**What you should do**. The records should be written out in full, with nothing altered.

# start of Extracted records

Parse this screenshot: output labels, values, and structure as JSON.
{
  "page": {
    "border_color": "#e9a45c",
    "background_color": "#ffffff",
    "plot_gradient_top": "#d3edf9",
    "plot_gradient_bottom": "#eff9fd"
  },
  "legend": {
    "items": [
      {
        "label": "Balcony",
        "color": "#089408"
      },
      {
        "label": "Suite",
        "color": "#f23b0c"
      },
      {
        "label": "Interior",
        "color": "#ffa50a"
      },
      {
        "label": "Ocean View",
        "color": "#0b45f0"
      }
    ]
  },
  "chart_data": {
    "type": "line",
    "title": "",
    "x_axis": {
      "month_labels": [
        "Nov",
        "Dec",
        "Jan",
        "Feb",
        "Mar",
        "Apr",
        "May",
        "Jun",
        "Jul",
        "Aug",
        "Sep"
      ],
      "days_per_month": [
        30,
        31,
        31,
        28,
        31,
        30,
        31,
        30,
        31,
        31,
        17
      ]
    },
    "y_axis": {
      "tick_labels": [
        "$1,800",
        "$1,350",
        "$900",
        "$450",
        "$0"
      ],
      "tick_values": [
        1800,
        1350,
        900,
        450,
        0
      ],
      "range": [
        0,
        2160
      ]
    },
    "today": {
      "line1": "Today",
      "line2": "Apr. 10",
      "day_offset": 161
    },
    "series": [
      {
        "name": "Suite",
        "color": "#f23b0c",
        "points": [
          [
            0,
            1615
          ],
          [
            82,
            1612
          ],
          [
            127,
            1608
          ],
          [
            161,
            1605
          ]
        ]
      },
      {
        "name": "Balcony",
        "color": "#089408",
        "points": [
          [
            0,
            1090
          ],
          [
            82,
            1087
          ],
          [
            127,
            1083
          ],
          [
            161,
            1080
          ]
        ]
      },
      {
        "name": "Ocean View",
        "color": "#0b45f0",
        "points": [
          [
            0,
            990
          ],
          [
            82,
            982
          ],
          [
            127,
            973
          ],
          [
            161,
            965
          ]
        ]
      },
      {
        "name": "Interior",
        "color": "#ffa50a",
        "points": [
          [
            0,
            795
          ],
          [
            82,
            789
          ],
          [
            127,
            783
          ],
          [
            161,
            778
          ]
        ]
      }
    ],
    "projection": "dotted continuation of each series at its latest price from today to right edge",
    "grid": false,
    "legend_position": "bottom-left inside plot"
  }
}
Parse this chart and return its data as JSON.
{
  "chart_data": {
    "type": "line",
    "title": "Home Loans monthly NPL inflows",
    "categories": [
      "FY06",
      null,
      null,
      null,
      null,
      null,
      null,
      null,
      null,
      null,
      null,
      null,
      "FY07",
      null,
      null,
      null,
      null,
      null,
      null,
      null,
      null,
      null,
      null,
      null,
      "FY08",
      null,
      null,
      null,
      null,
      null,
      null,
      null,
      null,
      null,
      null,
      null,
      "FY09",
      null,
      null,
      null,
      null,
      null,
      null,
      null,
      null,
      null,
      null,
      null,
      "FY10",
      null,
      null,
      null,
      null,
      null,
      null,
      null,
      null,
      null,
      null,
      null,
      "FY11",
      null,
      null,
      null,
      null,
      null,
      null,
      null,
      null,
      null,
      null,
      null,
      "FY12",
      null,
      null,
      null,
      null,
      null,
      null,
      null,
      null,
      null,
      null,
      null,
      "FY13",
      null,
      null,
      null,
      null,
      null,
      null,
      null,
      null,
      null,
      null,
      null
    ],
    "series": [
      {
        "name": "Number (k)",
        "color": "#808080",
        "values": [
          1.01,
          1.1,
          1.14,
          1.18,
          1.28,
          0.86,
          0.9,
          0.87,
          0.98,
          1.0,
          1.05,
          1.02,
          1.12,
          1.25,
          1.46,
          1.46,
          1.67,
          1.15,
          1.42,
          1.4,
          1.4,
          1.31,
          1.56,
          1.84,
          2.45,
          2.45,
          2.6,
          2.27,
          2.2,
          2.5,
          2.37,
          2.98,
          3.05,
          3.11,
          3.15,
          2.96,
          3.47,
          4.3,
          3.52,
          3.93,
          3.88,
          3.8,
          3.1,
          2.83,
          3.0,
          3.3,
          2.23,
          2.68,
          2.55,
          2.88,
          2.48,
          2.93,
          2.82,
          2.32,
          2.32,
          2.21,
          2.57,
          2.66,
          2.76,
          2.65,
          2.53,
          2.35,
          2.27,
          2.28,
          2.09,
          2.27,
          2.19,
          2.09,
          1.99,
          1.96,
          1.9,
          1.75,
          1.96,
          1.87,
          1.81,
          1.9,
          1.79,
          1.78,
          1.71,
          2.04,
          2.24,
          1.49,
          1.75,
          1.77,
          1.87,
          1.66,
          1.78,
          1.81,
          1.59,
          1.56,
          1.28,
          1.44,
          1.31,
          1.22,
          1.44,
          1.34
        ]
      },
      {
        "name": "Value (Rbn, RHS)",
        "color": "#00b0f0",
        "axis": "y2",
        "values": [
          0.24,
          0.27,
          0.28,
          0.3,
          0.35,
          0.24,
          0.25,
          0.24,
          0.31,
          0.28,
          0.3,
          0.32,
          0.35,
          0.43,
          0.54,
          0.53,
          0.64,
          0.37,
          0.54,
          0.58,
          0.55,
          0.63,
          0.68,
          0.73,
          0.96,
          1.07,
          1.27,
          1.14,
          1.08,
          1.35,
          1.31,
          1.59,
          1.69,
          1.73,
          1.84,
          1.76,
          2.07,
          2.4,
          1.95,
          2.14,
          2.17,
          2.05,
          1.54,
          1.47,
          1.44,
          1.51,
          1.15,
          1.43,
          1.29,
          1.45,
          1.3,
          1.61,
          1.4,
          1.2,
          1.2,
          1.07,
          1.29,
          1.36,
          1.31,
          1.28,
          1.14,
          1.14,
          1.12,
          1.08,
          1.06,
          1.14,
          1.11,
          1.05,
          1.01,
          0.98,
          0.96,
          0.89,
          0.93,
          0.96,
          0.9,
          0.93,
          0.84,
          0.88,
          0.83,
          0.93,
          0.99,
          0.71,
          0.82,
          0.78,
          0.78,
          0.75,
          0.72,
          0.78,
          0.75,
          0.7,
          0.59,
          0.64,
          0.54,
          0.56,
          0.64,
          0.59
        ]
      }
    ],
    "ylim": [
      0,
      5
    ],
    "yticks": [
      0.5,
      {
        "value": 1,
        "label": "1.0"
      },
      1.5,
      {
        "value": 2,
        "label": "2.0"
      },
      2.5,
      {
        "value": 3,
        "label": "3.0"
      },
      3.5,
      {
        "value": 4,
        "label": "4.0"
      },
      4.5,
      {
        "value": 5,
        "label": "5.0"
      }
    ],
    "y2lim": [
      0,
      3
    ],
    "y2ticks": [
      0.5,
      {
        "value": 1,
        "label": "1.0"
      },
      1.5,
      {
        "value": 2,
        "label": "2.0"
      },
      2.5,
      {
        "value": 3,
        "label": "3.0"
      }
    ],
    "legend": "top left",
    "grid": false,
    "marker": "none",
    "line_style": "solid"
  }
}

# end of Extracted records

**Response**.
Parse this screenshot: output labels, values, and structure as JSON.
{
  "page": {
    "border_color": "#e9a45c",
    "background_color": "#ffffff",
    "plot_gradient_top": "#d3edf9",
    "plot_gradient_bottom": "#eff9fd"
  },
  "legend": {
    "items": [
      {
        "label": "Balcony",
        "color": "#089408"
      },
      {
        "label": "Suite",
        "color": "#f23b0c"
      },
      {
        "label": "Interior",
        "color": "#ffa50a"
      },
      {
        "label": "Ocean View",
        "color": "#0b45f0"
      }
    ]
  },
  "chart_data": {
    "type": "line",
    "title": "",
    "x_axis": {
      "month_labels": [
        "Nov",
        "Dec",
        "Jan",
        "Feb",
        "Mar",
        "Apr",
        "May",
        "Jun",
        "Jul",
        "Aug",
        "Sep"
      ],
      "days_per_month": [
        30,
        31,
        31,
        28,
        31,
        30,
        31,
        30,
        31,
        31,
        17
      ]
    },
    "y_axis": {
      "tick_labels": [
        "$1,800",
        "$1,350",
        "$900",
        "$450",
        "$0"
      ],
      "tick_values": [
        1800,
        1350,
        900,
        450,
        0
      ],
      "range": [
        0,
        2160
      ]
    },
    "today": {
      "line1": "Today",
      "line2": "Apr. 10",
      "day_offset": 161
    },
    "series": [
      {
        "name": "Suite",
        "color": "#f23b0c",
        "points": [
          [
            0,
            1615
          ],
          [
            82,
            1612
          ],
          [
            127,
            1608
          ],
          [
            161,
            1605
          ]
        ]
      },
      {
        "name": "Balcony",
        "color": "#089408",
        "points": [
          [
            0,
            1090
          ],
          [
            82,
            1087
          ],
          [
            127,
            1083
          ],
          [
            161,
            1080
          ]
        ]
      },
      {
        "name": "Ocean View",
        "color": "#0b45f0",
        "points": [
          [
            0,
            990
          ],
          [
            82,
            982
          ],
          [
            127,
            973
          ],
          [
            161,
            965
          ]
        ]
      },
      {
        "name": "Interior",
        "color": "#ffa50a",
        "points": [
          [
            0,
            795
          ],
          [
            82,
            789
          ],
          [
            127,
            783
          ],
          [
            161,
            778
          ]
        ]
      }
    ],
    "projection": "dotted continuation of each series at its latest price from today to right edge",
    "grid": false,
    "legend_position": "bottom-left inside plot"
  }
}
Parse this chart and return its data as JSON.
{
  "chart_data": {
    "type": "line",
    "title": "Home Loans monthly NPL inflows",
    "categories": [
      "FY06",
      null,
      null,
      null,
      null,
      null,
      null,
      null,
      null,
      null,
      null,
      null,
      "FY07",
      null,
      null,
      null,
      null,
      null,
      null,
      null,
      null,
      null,
      null,
      null,
      "FY08",
      null,
      null,
      null,
      null,
      null,
      null,
      null,
      null,
      null,
      null,
      null,
      "FY09",
      null,
      null,
      null,
      null,
      null,
      null,
      null,
      null,
      null,
      null,
      null,
      "FY10",
      null,
      null,
      null,
      null,
      null,
      null,
      null,
      null,
      null,
      null,
      null,
      "FY11",
      null,
      null,
      null,
      null,
      null,
      null,
      null,
      null,
      null,
      null,
      null,
      "FY12",
      null,
      null,
      null,
      null,
      null,
      null,
      null,
      null,
      null,
      null,
      null,
      "FY13",
      null,
      null,
      null,
      null,
      null,
      null,
      null,
      null,
      null,
      null,
      null
    ],
    "series": [
      {
        "name": "Number (k)",
        "color": "#808080",
        "values": [
          1.01,
          1.1,
          1.14,
          1.18,
          1.28,
          0.86,
          0.9,
          0.87,
          0.98,
          1.0,
          1.05,
          1.02,
          1.12,
          1.25,
          1.46,
          1.46,
          1.67,
          1.15,
          1.42,
          1.4,
          1.4,
          1.31,
          1.56,
          1.84,
          2.45,
          2.45,
          2.6,
          2.27,
          2.2,
          2.5,
          2.37,
          2.98,
          3.05,
          3.11,
          3.15,
          2.96,
          3.47,
          4.3,
          3.52,
          3.93,
          3.88,
          3.8,
          3.1,
          2.83,
          3.0,
          3.3,
          2.23,
          2.68,
          2.55,
          2.88,
          2.48,
          2.93,
          2.82,
          2.32,
          2.32,
          2.21,
          2.57,
          2.66,
          2.76,
          2.65,
          2.53,
          2.35,
          2.27,
          2.28,
          2.09,
          2.27,
          2.19,
          2.09,
          1.99,
          1.96,
          1.9,
          1.75,
          1.96,
          1.87,
          1.81,
          1.9,
          1.79,
          1.78,
          1.71,
          2.04,
          2.24,
          1.49,
          1.75,
          1.77,
          1.87,
          1.66,
          1.78,
          1.81,
          1.59,
          1.56,
          1.28,
          1.44,
          1.31,
          1.22,
          1.44,
          1.34
        ]
      },
      {
        "name": "Value (Rbn, RHS)",
        "color": "#00b0f0",
        "axis": "y2",
        "values": [
          0.24,
          0.27,
          0.28,
          0.3,
          0.35,
          0.24,
          0.25,
          0.24,
          0.31,
          0.28,
          0.3,
          0.32,
          0.35,
          0.43,
          0.54,
          0.53,
          0.64,
          0.37,
          0.54,
          0.58,
          0.55,
          0.63,
          0.68,
          0.73,
          0.96,
          1.07,
          1.27,
          1.14,
          1.08,
          1.35,
          1.31,
          1.59,
          1.69,
          1.73,
          1.84,
          1.76,
          2.07,
          2.4,
          1.95,
          2.14,
          2.17,
          2.05,
          1.54,
          1.47,
          1.44,
          1.51,
          1.15,
          1.43,
          1.29,
          1.45,
          1.3,
          1.61,
          1.4,
          1.2,
          1.2,
          1.07,
          1.29,
          1.36,
          1.31,
          1.28,
          1.14,
          1.14,
          1.12,
          1.08,
          1.06,
          1.14,
          1.11,
          1.05,
          1.01,
          0.98,
          0.96,
          0.89,
          0.93,
          0.96,
          0.9,
          0.93,
          0.84,
          0.88,
          0.83,
          0.93,
          0.99,
          0.71,
          0.82,
          0.78,
          0.78,
          0.75,
          0.72,
          0.78,
          0.75,
          0.7,
          0.59,
          0.64,
          0.54,
          0.56,
          0.64,
          0.59
        ]
      }
    ],
    "ylim": [
      0,
      5
    ],
    "yticks": [
      0.5,
      {
        "value": 1,
        "label": "1.0"
      },
      1.5,
      {
        "value": 2,
        "label": "2.0"
      },
      2.5,
      {
        "value": 3,
        "label": "3.0"
      },
      3.5,
      {
        "value": 4,
        "label": "4.0"
      },
      4.5,
      {
        "value": 5,
        "label": "5.0"
      }
    ],
    "y2lim": [
      0,
      3
    ],
    "y2ticks": [
      0.5,
      {
        "value": 1,
        "label": "1.0"
      },
      1.5,
      {
        "value": 2,
        "label": "2.0"
      },
      2.5,
      {
        "value": 3,
        "label": "3.0"
      }
    ],
    "legend": "top left",
    "grid": false,
    "marker": "none",
    "line_style": "solid"
  }
}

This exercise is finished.